• Given problem
Single out the lines that include the word "Total". Copy them.

Records contained in a dataset:
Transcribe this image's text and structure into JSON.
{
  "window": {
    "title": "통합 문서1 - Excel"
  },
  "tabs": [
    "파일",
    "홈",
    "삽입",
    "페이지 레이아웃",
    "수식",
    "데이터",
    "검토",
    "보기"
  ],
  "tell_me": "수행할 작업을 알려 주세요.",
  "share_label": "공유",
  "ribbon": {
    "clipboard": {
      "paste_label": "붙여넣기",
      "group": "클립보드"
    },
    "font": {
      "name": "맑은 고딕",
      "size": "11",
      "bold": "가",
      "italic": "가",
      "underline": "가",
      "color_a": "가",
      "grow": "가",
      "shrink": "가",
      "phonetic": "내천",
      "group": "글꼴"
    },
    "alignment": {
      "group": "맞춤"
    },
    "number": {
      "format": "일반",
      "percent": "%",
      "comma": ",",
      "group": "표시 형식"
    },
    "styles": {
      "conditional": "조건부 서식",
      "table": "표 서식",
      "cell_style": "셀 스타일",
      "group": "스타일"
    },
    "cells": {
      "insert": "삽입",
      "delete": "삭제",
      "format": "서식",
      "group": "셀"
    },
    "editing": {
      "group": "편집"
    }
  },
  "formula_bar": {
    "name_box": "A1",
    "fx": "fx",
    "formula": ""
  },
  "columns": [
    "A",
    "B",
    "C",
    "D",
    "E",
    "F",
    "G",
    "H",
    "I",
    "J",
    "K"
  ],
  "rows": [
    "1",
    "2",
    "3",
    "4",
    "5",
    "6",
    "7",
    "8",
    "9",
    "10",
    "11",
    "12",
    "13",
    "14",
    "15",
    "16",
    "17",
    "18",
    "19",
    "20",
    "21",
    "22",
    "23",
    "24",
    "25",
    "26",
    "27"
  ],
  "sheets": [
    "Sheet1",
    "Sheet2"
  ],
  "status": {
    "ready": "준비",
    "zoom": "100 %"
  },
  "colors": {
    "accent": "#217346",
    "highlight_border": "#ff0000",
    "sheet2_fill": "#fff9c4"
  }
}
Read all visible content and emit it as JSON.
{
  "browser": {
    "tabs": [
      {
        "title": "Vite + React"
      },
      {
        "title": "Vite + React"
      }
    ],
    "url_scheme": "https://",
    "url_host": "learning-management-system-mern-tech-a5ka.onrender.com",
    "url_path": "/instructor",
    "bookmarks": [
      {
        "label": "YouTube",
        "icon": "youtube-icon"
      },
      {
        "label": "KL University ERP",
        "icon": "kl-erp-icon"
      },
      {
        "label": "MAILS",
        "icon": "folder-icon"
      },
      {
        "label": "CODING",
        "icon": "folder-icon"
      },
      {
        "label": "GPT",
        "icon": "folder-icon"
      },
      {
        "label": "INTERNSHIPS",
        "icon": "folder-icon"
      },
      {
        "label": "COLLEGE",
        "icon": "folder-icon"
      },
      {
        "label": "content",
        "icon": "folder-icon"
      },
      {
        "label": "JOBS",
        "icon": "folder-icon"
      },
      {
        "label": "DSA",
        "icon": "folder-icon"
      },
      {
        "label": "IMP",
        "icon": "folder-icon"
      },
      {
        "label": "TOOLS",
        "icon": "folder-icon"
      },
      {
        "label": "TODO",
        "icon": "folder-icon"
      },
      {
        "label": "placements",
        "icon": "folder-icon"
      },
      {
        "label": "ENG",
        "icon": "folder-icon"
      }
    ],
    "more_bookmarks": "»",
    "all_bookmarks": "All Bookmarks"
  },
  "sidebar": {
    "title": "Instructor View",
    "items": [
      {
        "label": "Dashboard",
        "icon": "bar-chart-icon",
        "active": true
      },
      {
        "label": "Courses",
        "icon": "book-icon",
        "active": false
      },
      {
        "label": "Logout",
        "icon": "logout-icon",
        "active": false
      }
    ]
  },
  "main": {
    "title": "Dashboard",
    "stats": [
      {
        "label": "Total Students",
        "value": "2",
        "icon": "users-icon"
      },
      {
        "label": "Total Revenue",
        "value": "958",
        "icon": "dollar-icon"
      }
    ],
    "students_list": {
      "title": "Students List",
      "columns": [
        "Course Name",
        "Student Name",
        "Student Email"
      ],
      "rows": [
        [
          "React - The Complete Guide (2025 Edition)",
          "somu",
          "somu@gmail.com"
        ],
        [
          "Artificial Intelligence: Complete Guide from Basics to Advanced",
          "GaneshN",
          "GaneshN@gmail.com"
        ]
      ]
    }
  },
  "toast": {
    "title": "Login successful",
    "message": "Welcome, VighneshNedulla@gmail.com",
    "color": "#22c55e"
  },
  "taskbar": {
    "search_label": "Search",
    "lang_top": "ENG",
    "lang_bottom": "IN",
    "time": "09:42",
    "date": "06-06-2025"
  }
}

• Solution to the problem
        "label": "Total Students",
        "label": "Total Revenue",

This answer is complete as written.